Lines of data
- - - - -

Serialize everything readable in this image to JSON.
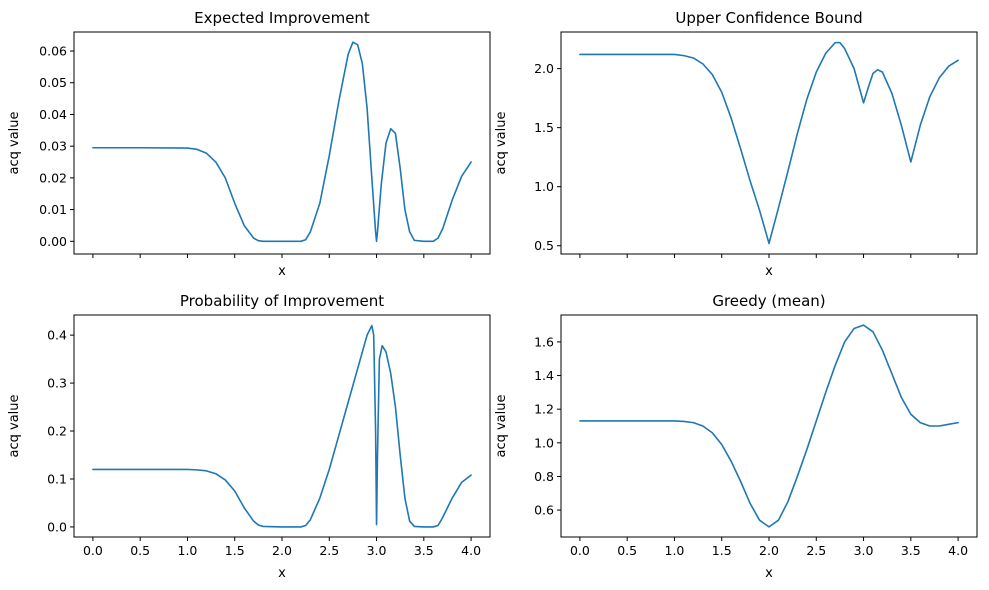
{
  "chart_data": [
    {
      "type": "line",
      "title": "Expected Improvement",
      "xlabel": "x",
      "ylabel": "acq value",
      "xlim": [
        -0.2,
        4.2
      ],
      "ylim": [
        -0.004,
        0.066
      ],
      "xticks": [
        0.0,
        0.5,
        1.0,
        1.5,
        2.0,
        2.5,
        3.0,
        3.5,
        4.0
      ],
      "xtick_labels_visible": false,
      "yticks": [
        0.0,
        0.01,
        0.02,
        0.03,
        0.04,
        0.05,
        0.06
      ],
      "ytick_labels": [
        "0.00",
        "0.01",
        "0.02",
        "0.03",
        "0.04",
        "0.05",
        "0.06"
      ],
      "series": [
        {
          "name": "Expected Improvement",
          "color": "#1f77b4",
          "x": [
            0.0,
            0.5,
            1.0,
            1.1,
            1.2,
            1.3,
            1.4,
            1.5,
            1.6,
            1.7,
            1.75,
            1.8,
            2.0,
            2.2,
            2.25,
            2.3,
            2.4,
            2.5,
            2.6,
            2.7,
            2.75,
            2.8,
            2.85,
            2.9,
            2.95,
            2.99,
            3.0,
            3.01,
            3.05,
            3.1,
            3.15,
            3.2,
            3.25,
            3.3,
            3.35,
            3.4,
            3.5,
            3.6,
            3.65,
            3.7,
            3.8,
            3.9,
            4.0
          ],
          "y": [
            0.0295,
            0.0295,
            0.0294,
            0.029,
            0.0278,
            0.025,
            0.02,
            0.012,
            0.005,
            0.001,
            0.0002,
            0.0,
            0.0,
            0.0,
            0.0005,
            0.003,
            0.012,
            0.027,
            0.044,
            0.059,
            0.0628,
            0.062,
            0.056,
            0.042,
            0.02,
            0.003,
            0.0,
            0.003,
            0.018,
            0.031,
            0.0355,
            0.034,
            0.023,
            0.01,
            0.003,
            0.0003,
            0.0,
            0.0,
            0.001,
            0.004,
            0.013,
            0.0205,
            0.025
          ]
        }
      ]
    },
    {
      "type": "line",
      "title": "Upper Confidence Bound",
      "xlabel": "x",
      "ylabel": "acq value",
      "xlim": [
        -0.2,
        4.2
      ],
      "ylim": [
        0.43,
        2.31
      ],
      "xticks": [
        0.0,
        0.5,
        1.0,
        1.5,
        2.0,
        2.5,
        3.0,
        3.5,
        4.0
      ],
      "xtick_labels_visible": false,
      "yticks": [
        0.5,
        1.0,
        1.5,
        2.0
      ],
      "ytick_labels": [
        "0.5",
        "1.0",
        "1.5",
        "2.0"
      ],
      "series": [
        {
          "name": "Upper Confidence Bound",
          "color": "#1f77b4",
          "x": [
            0.0,
            0.5,
            1.0,
            1.1,
            1.2,
            1.3,
            1.4,
            1.5,
            1.6,
            1.7,
            1.8,
            1.9,
            2.0,
            2.1,
            2.2,
            2.3,
            2.4,
            2.5,
            2.6,
            2.7,
            2.75,
            2.8,
            2.9,
            3.0,
            3.05,
            3.1,
            3.15,
            3.2,
            3.3,
            3.4,
            3.5,
            3.6,
            3.7,
            3.8,
            3.9,
            4.0
          ],
          "y": [
            2.12,
            2.12,
            2.12,
            2.11,
            2.09,
            2.04,
            1.95,
            1.8,
            1.58,
            1.32,
            1.05,
            0.8,
            0.52,
            0.82,
            1.13,
            1.45,
            1.74,
            1.97,
            2.13,
            2.22,
            2.22,
            2.17,
            2.0,
            1.71,
            1.84,
            1.96,
            1.99,
            1.97,
            1.79,
            1.52,
            1.21,
            1.52,
            1.76,
            1.92,
            2.02,
            2.07
          ]
        }
      ]
    },
    {
      "type": "line",
      "title": "Probability of Improvement",
      "xlabel": "x",
      "ylabel": "acq value",
      "xlim": [
        -0.2,
        4.2
      ],
      "ylim": [
        -0.021,
        0.442
      ],
      "xticks": [
        0.0,
        0.5,
        1.0,
        1.5,
        2.0,
        2.5,
        3.0,
        3.5,
        4.0
      ],
      "xtick_labels": [
        "0.0",
        "0.5",
        "1.0",
        "1.5",
        "2.0",
        "2.5",
        "3.0",
        "3.5",
        "4.0"
      ],
      "yticks": [
        0.0,
        0.1,
        0.2,
        0.3,
        0.4
      ],
      "ytick_labels": [
        "0.0",
        "0.1",
        "0.2",
        "0.3",
        "0.4"
      ],
      "series": [
        {
          "name": "Probability of Improvement",
          "color": "#1f77b4",
          "x": [
            0.0,
            0.5,
            1.0,
            1.1,
            1.2,
            1.3,
            1.4,
            1.5,
            1.6,
            1.7,
            1.75,
            1.8,
            2.0,
            2.2,
            2.25,
            2.3,
            2.4,
            2.5,
            2.6,
            2.7,
            2.8,
            2.9,
            2.95,
            2.97,
            2.99,
            3.0,
            3.01,
            3.03,
            3.06,
            3.1,
            3.15,
            3.2,
            3.25,
            3.3,
            3.35,
            3.4,
            3.5,
            3.6,
            3.65,
            3.7,
            3.8,
            3.9,
            4.0
          ],
          "y": [
            0.12,
            0.12,
            0.12,
            0.119,
            0.117,
            0.111,
            0.098,
            0.075,
            0.04,
            0.012,
            0.004,
            0.001,
            0.0,
            0.0,
            0.003,
            0.015,
            0.06,
            0.12,
            0.19,
            0.26,
            0.33,
            0.4,
            0.42,
            0.4,
            0.2,
            0.005,
            0.15,
            0.35,
            0.378,
            0.365,
            0.32,
            0.25,
            0.15,
            0.06,
            0.012,
            0.001,
            0.0,
            0.0,
            0.003,
            0.02,
            0.06,
            0.093,
            0.108
          ]
        }
      ]
    },
    {
      "type": "line",
      "title": "Greedy (mean)",
      "xlabel": "x",
      "ylabel": "acq value",
      "xlim": [
        -0.2,
        4.2
      ],
      "ylim": [
        0.44,
        1.76
      ],
      "xticks": [
        0.0,
        0.5,
        1.0,
        1.5,
        2.0,
        2.5,
        3.0,
        3.5,
        4.0
      ],
      "xtick_labels": [
        "0.0",
        "0.5",
        "1.0",
        "1.5",
        "2.0",
        "2.5",
        "3.0",
        "3.5",
        "4.0"
      ],
      "yticks": [
        0.6,
        0.8,
        1.0,
        1.2,
        1.4,
        1.6
      ],
      "ytick_labels": [
        "0.6",
        "0.8",
        "1.0",
        "1.2",
        "1.4",
        "1.6"
      ],
      "series": [
        {
          "name": "Greedy (mean)",
          "color": "#1f77b4",
          "x": [
            0.0,
            0.5,
            1.0,
            1.1,
            1.2,
            1.3,
            1.4,
            1.5,
            1.6,
            1.7,
            1.8,
            1.9,
            2.0,
            2.1,
            2.2,
            2.3,
            2.4,
            2.5,
            2.6,
            2.7,
            2.8,
            2.9,
            3.0,
            3.1,
            3.2,
            3.3,
            3.4,
            3.5,
            3.6,
            3.7,
            3.8,
            3.9,
            4.0
          ],
          "y": [
            1.13,
            1.13,
            1.13,
            1.127,
            1.12,
            1.1,
            1.06,
            0.99,
            0.89,
            0.77,
            0.64,
            0.54,
            0.5,
            0.54,
            0.65,
            0.8,
            0.96,
            1.13,
            1.3,
            1.46,
            1.6,
            1.68,
            1.7,
            1.66,
            1.55,
            1.41,
            1.27,
            1.17,
            1.12,
            1.1,
            1.1,
            1.11,
            1.12
          ]
        }
      ]
    }
  ]
}
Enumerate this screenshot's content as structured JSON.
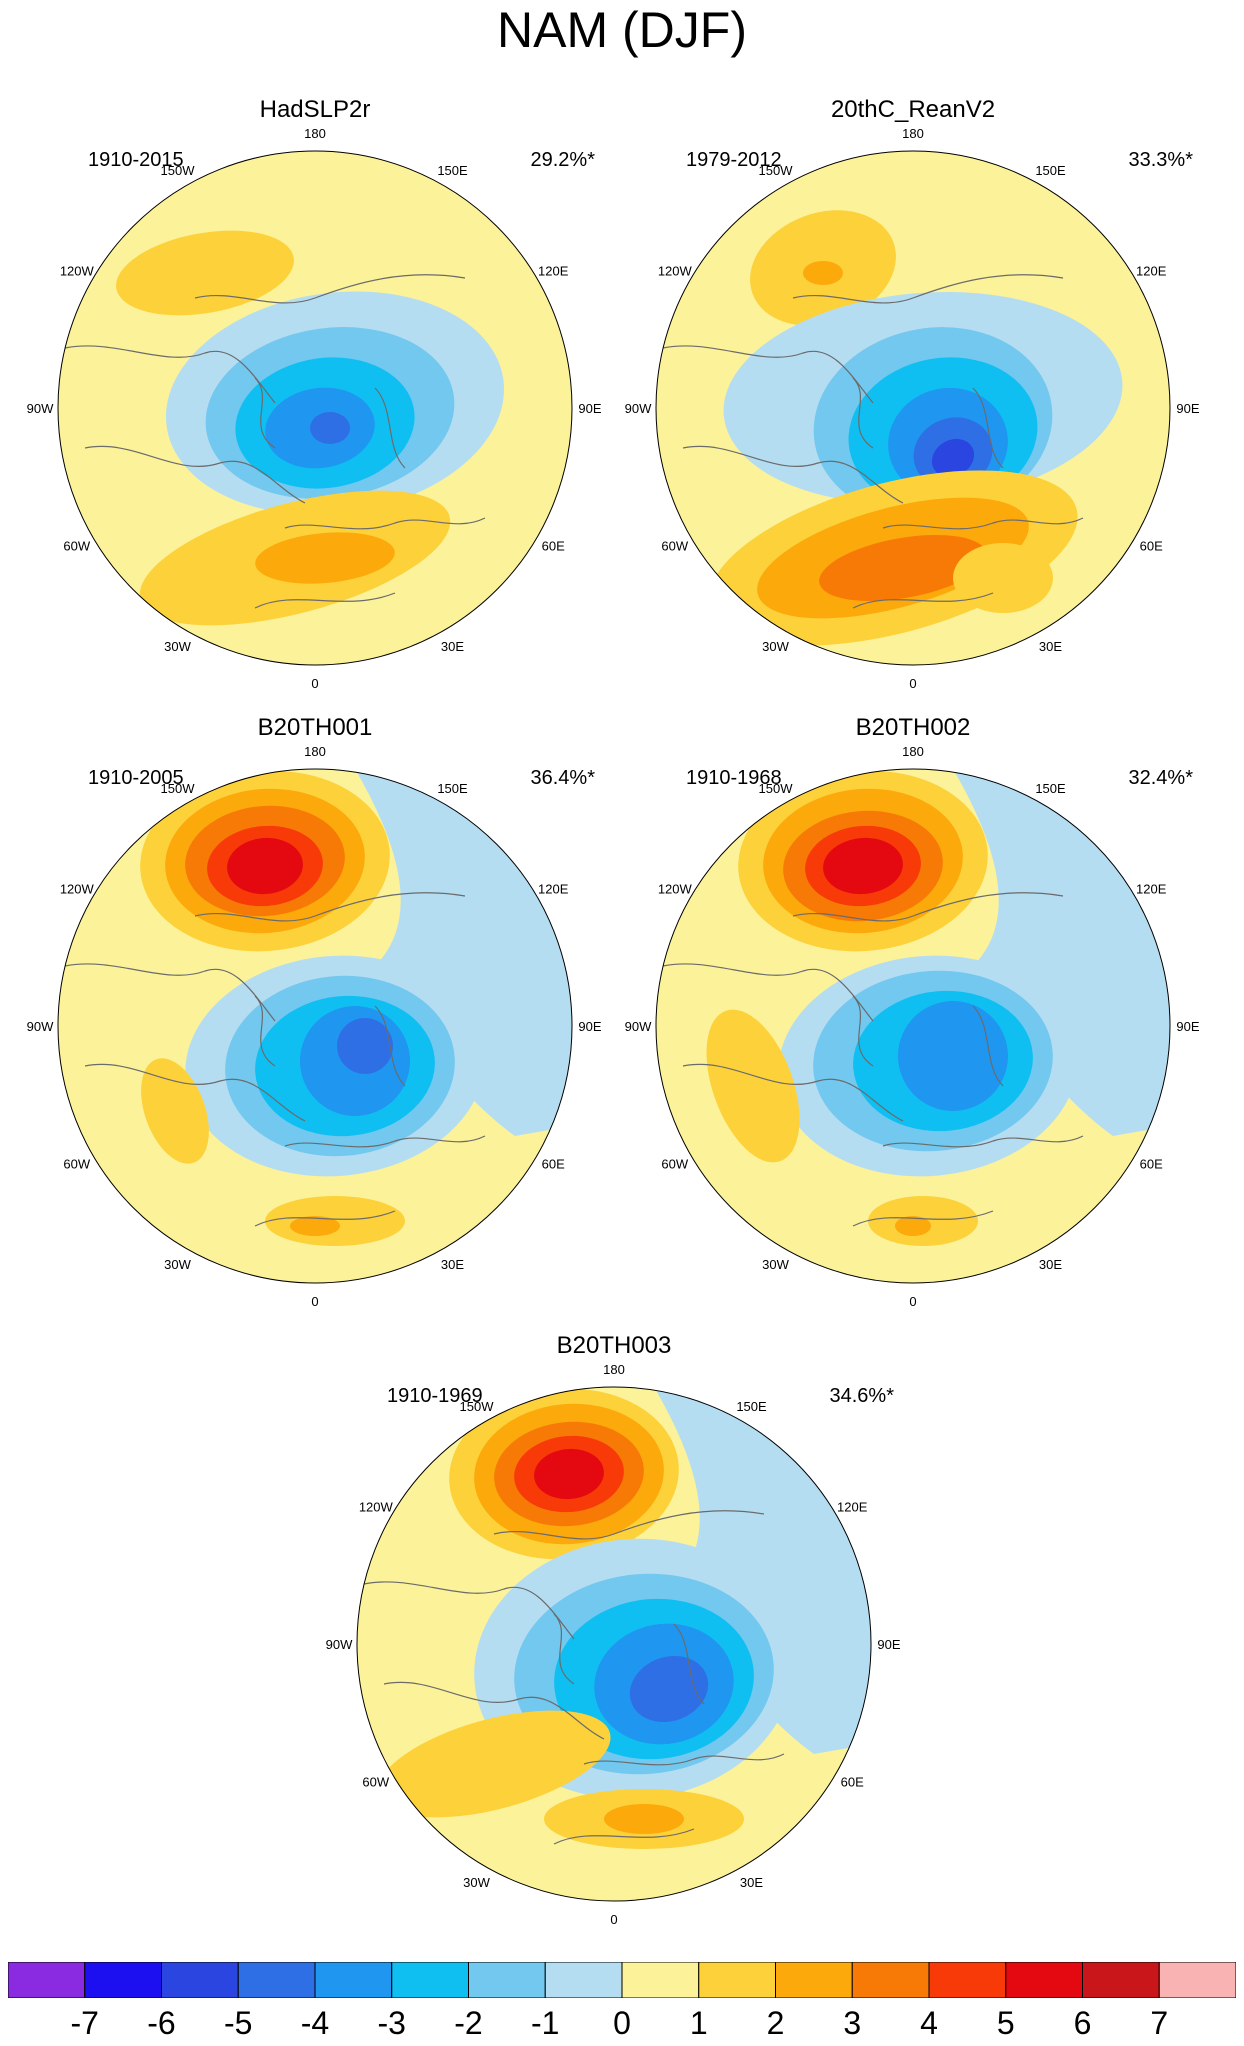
{
  "title": "NAM (DJF)",
  "panels": [
    {
      "name": "HadSLP2r",
      "period": "1910-2015",
      "variance": "29.2%*"
    },
    {
      "name": "20thC_ReanV2",
      "period": "1979-2012",
      "variance": "33.3%*"
    },
    {
      "name": "B20TH001",
      "period": "1910-2005",
      "variance": "36.4%*"
    },
    {
      "name": "B20TH002",
      "period": "1910-1968",
      "variance": "32.4%*"
    },
    {
      "name": "B20TH003",
      "period": "1910-1969",
      "variance": "34.6%*"
    }
  ],
  "longitude_labels": [
    "180",
    "150E",
    "120E",
    "90E",
    "60E",
    "30E",
    "0",
    "30W",
    "60W",
    "90W",
    "120W",
    "150W"
  ],
  "colorbar": {
    "labels": [
      "-7",
      "-6",
      "-5",
      "-4",
      "-3",
      "-2",
      "-1",
      "0",
      "1",
      "2",
      "3",
      "4",
      "5",
      "6",
      "7"
    ],
    "colors": [
      "#8a2be2",
      "#1c10f0",
      "#2a45e0",
      "#2f6fe6",
      "#1f96f0",
      "#0fbff2",
      "#72c8ee",
      "#b5ddf2",
      "#fbf29a",
      "#fdd13a",
      "#fca90b",
      "#f87a06",
      "#f73a08",
      "#e40910",
      "#c8161a",
      "#f9b3b3"
    ]
  }
}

- - - - -

◆ **Stated problem**
Give the number of lines that hold the word "this" in these records, with nothing added.

◆ **Response**
2